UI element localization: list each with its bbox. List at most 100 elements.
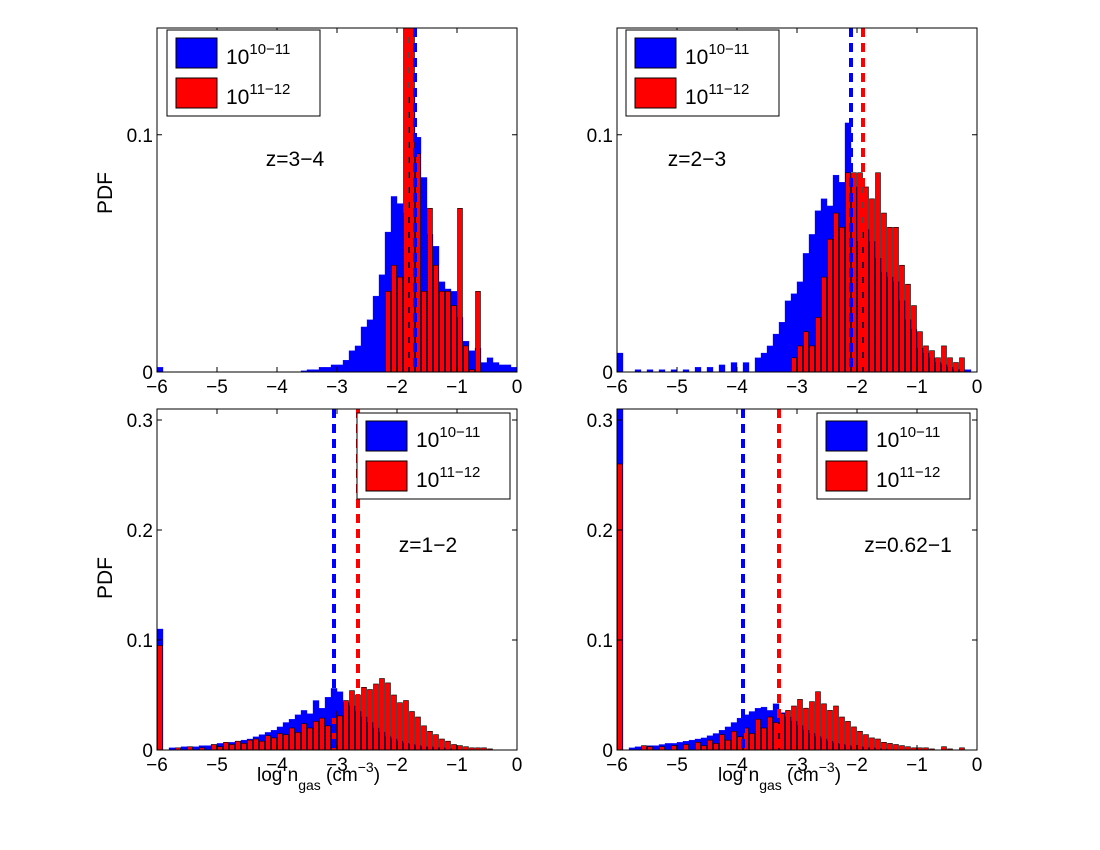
x-tick-label: −4 xyxy=(266,377,288,398)
bar-red-0 xyxy=(385,291,391,373)
bar-red-29 xyxy=(833,705,839,751)
bar-blue-0 xyxy=(616,352,624,373)
legend-bottom-left: 1010−11 1011−12 xyxy=(356,412,511,500)
bar-red-3 xyxy=(809,345,815,373)
bar-blue-14 xyxy=(772,333,780,373)
bar-red-19 xyxy=(905,283,911,373)
tick-labels: −6 −5 −4 −3 −2 −1 0 0 0.1 −6 −5 −4 −3 −2 −1 0 0 0.1 −6 −5 −4… xyxy=(127,126,983,776)
legend-swatch-red xyxy=(365,460,408,492)
legend-top-right: 1010−11 1011−12 xyxy=(625,29,780,117)
bar-red-12 xyxy=(731,730,737,751)
bar-red-10 xyxy=(719,734,725,751)
bar-red-39 xyxy=(893,744,899,751)
bar-red-15 xyxy=(277,733,283,751)
bar-red-42 xyxy=(439,738,445,751)
bar-blue-7 xyxy=(336,364,344,373)
y-axis-label-bottom: PDF xyxy=(94,557,117,599)
x-axis-label-unit: (cm xyxy=(782,765,819,786)
panel-top-right: z=2−3 xyxy=(616,27,978,373)
bar-red-33 xyxy=(857,730,863,751)
bar-red-8 xyxy=(707,739,713,751)
x-axis-label-exp: −3 xyxy=(358,759,374,775)
bar-red-17 xyxy=(893,226,899,373)
bar-red-37 xyxy=(881,741,887,751)
bar-red-14 xyxy=(875,172,881,373)
bar-blue-29 xyxy=(468,350,476,373)
bar-red-26 xyxy=(947,357,953,373)
bar-red-15 xyxy=(475,291,481,373)
y-axis-label-top: PDF xyxy=(94,172,117,214)
bar-red-44 xyxy=(451,744,457,751)
x-tick-label: −1 xyxy=(906,755,928,776)
x-axis-label-close: ) xyxy=(835,765,841,786)
bar-red-9 xyxy=(439,291,445,373)
bar-red-25 xyxy=(809,701,815,751)
bar-red-11 xyxy=(253,738,259,751)
bar-blue-9 xyxy=(730,362,738,373)
y-tick-label: 0.1 xyxy=(587,126,613,147)
bar-red-39 xyxy=(421,725,427,751)
bars-bottom-left xyxy=(156,628,493,751)
legend-base: 10 xyxy=(226,86,249,109)
bar-red-8 xyxy=(839,226,845,373)
y-tick-label: 0.1 xyxy=(587,631,613,652)
x-tick-label: −3 xyxy=(786,755,808,776)
x-tick-label: −2 xyxy=(846,377,868,398)
bar-red-36 xyxy=(403,700,409,751)
bar-red-24 xyxy=(935,357,941,373)
bar-red-28 xyxy=(959,357,965,373)
x-axis-label-right: log ngas (cm−3) xyxy=(718,759,841,793)
bar-red-10 xyxy=(445,291,451,373)
x-tick-label: 0 xyxy=(512,377,523,398)
redshift-annotation: z=0.62−1 xyxy=(864,534,952,557)
x-axis-label-left: log ngas (cm−3) xyxy=(257,759,380,793)
medians-top-left xyxy=(407,28,417,372)
bar-red-38 xyxy=(415,716,421,751)
bar-red-23 xyxy=(325,725,331,751)
legend-exp: 11−12 xyxy=(899,464,940,481)
bar-blue-6 xyxy=(330,364,338,373)
bar-red-18 xyxy=(899,264,905,373)
bar-red-34 xyxy=(863,734,869,751)
bars-bottom-right xyxy=(616,408,965,751)
medians-top-right xyxy=(849,28,865,372)
x-axis-label-exp: −3 xyxy=(819,759,835,775)
bar-red-5 xyxy=(821,276,827,373)
bar-red-15 xyxy=(749,733,755,751)
bar-red-31 xyxy=(845,721,851,751)
bar-red-32 xyxy=(379,678,385,751)
x-tick-label: 0 xyxy=(972,755,983,776)
bar-red-4 xyxy=(211,744,217,751)
bar-red-4 xyxy=(815,317,821,373)
bar-blue-35 xyxy=(504,364,512,373)
bar-red-8 xyxy=(235,740,241,751)
legend-swatch-red xyxy=(634,77,677,109)
x-axis-label-unit: (cm xyxy=(321,765,358,786)
legend-exp: 11−12 xyxy=(249,81,290,98)
bar-red-8 xyxy=(433,264,439,373)
bar-red-22 xyxy=(791,705,797,751)
legend-exp: 10−11 xyxy=(899,424,940,441)
bar-red-33 xyxy=(385,682,391,751)
legend-top-left: 1010−11 1011−12 xyxy=(166,29,321,117)
bar-blue-31 xyxy=(480,362,488,373)
bar-red-13 xyxy=(265,735,271,751)
bar-red-41 xyxy=(433,734,439,751)
bar-red-13 xyxy=(463,345,469,373)
bar-red-37 xyxy=(409,711,415,751)
bar-blue-11 xyxy=(688,739,696,751)
bar-blue-9 xyxy=(348,350,356,373)
bar-red-36 xyxy=(875,738,881,751)
x-tick-label: −5 xyxy=(206,755,228,776)
bar-red-38 xyxy=(887,743,893,751)
bar-red-1 xyxy=(641,745,647,751)
x-tick-label: −2 xyxy=(386,755,408,776)
axes-bottom-right xyxy=(616,408,978,751)
bar-red-1 xyxy=(391,264,397,373)
x-tick-label: −3 xyxy=(326,377,348,398)
legend-swatch-red xyxy=(825,460,868,492)
bar-red-23 xyxy=(929,350,935,373)
bar-red-43 xyxy=(445,740,451,751)
x-tick-label: −5 xyxy=(666,377,688,398)
redshift-annotation: z=2−3 xyxy=(668,148,726,171)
= = = =
- _Set exercise_
Repeat the material above line for line, leaving out the pictures.

- _Result of the exercise_
UI element localization: list each with its bbox. List at most 100 elements.
x-tick-label: −4 xyxy=(266,377,288,398)
bar-red-0 xyxy=(385,291,391,373)
bar-red-29 xyxy=(833,705,839,751)
bar-blue-0 xyxy=(616,352,624,373)
legend-bottom-left: 1010−11 1011−12 xyxy=(356,412,511,500)
bar-red-3 xyxy=(809,345,815,373)
bar-blue-14 xyxy=(772,333,780,373)
bar-red-19 xyxy=(905,283,911,373)
tick-labels: −6 −5 −4 −3 −2 −1 0 0 0.1 −6 −5 −4 −3 −2 −1 0 0 0.1 −6 −5 −4… xyxy=(127,126,983,776)
legend-swatch-red xyxy=(365,460,408,492)
legend-top-right: 1010−11 1011−12 xyxy=(625,29,780,117)
bar-red-12 xyxy=(731,730,737,751)
bar-red-10 xyxy=(719,734,725,751)
bar-red-39 xyxy=(893,744,899,751)
bar-red-15 xyxy=(277,733,283,751)
bar-red-42 xyxy=(439,738,445,751)
bar-blue-7 xyxy=(336,364,344,373)
y-axis-label-bottom: PDF xyxy=(94,557,117,599)
x-axis-label-unit: (cm xyxy=(782,765,819,786)
panel-top-right: z=2−3 xyxy=(616,27,978,373)
bar-red-33 xyxy=(857,730,863,751)
bar-red-8 xyxy=(707,739,713,751)
x-axis-label-exp: −3 xyxy=(358,759,374,775)
bar-red-17 xyxy=(893,226,899,373)
bar-red-37 xyxy=(881,741,887,751)
bar-red-14 xyxy=(875,172,881,373)
bar-blue-29 xyxy=(468,350,476,373)
bar-red-26 xyxy=(947,357,953,373)
bar-red-15 xyxy=(475,291,481,373)
y-axis-label-top: PDF xyxy=(94,172,117,214)
bar-red-44 xyxy=(451,744,457,751)
x-tick-label: −1 xyxy=(906,755,928,776)
x-axis-label-close: ) xyxy=(835,765,841,786)
bar-red-9 xyxy=(439,291,445,373)
bar-red-25 xyxy=(809,701,815,751)
bar-red-11 xyxy=(253,738,259,751)
bar-blue-9 xyxy=(730,362,738,373)
y-tick-label: 0.1 xyxy=(587,126,613,147)
bar-red-39 xyxy=(421,725,427,751)
bars-bottom-left xyxy=(156,628,493,751)
legend-base: 10 xyxy=(226,86,249,109)
bar-red-8 xyxy=(839,226,845,373)
y-tick-label: 0.1 xyxy=(587,631,613,652)
x-tick-label: −3 xyxy=(786,755,808,776)
x-tick-label: −2 xyxy=(846,377,868,398)
bar-red-36 xyxy=(403,700,409,751)
bar-red-24 xyxy=(935,357,941,373)
bar-red-28 xyxy=(959,357,965,373)
x-axis-label-right: log ngas (cm−3) xyxy=(718,759,841,793)
bar-red-10 xyxy=(445,291,451,373)
x-tick-label: 0 xyxy=(512,377,523,398)
redshift-annotation: z=0.62−1 xyxy=(864,534,952,557)
x-axis-label-left: log ngas (cm−3) xyxy=(257,759,380,793)
medians-top-left xyxy=(407,28,417,372)
bar-red-38 xyxy=(415,716,421,751)
bar-red-23 xyxy=(325,725,331,751)
legend-exp: 11−12 xyxy=(899,464,940,481)
bar-blue-6 xyxy=(330,364,338,373)
bar-red-18 xyxy=(899,264,905,373)
bar-red-34 xyxy=(863,734,869,751)
bars-bottom-right xyxy=(616,408,965,751)
medians-top-right xyxy=(849,28,865,372)
x-axis-label-exp: −3 xyxy=(819,759,835,775)
bar-red-5 xyxy=(821,276,827,373)
bar-red-15 xyxy=(749,733,755,751)
bar-red-31 xyxy=(845,721,851,751)
bar-red-32 xyxy=(379,678,385,751)
x-tick-label: 0 xyxy=(972,755,983,776)
bar-red-4 xyxy=(211,744,217,751)
bar-red-4 xyxy=(815,317,821,373)
bar-blue-35 xyxy=(504,364,512,373)
bar-red-8 xyxy=(235,740,241,751)
legend-swatch-red xyxy=(634,77,677,109)
x-axis-label-unit: (cm xyxy=(321,765,358,786)
legend-exp: 11−12 xyxy=(249,81,290,98)
bar-red-8 xyxy=(433,264,439,373)
bar-red-22 xyxy=(791,705,797,751)
legend-exp: 10−11 xyxy=(899,424,940,441)
bar-red-33 xyxy=(385,682,391,751)
legend-top-left: 1010−11 1011−12 xyxy=(166,29,321,117)
bar-blue-31 xyxy=(480,362,488,373)
bar-red-13 xyxy=(265,735,271,751)
bar-red-41 xyxy=(433,734,439,751)
bar-red-13 xyxy=(463,345,469,373)
bar-red-37 xyxy=(409,711,415,751)
bar-blue-11 xyxy=(688,739,696,751)
bar-blue-9 xyxy=(348,350,356,373)
bar-red-36 xyxy=(875,738,881,751)
x-tick-label: −5 xyxy=(206,755,228,776)
bar-red-38 xyxy=(887,743,893,751)
bar-red-1 xyxy=(641,745,647,751)
x-tick-label: −2 xyxy=(386,755,408,776)
axes-bottom-right xyxy=(616,408,978,751)
bar-red-1 xyxy=(391,264,397,373)
x-tick-label: −3 xyxy=(326,377,348,398)
legend-swatch-red xyxy=(825,460,868,492)
bar-red-23 xyxy=(929,350,935,373)
bar-red-43 xyxy=(445,740,451,751)
x-tick-label: −5 xyxy=(666,377,688,398)
redshift-annotation: z=2−3 xyxy=(668,148,726,171)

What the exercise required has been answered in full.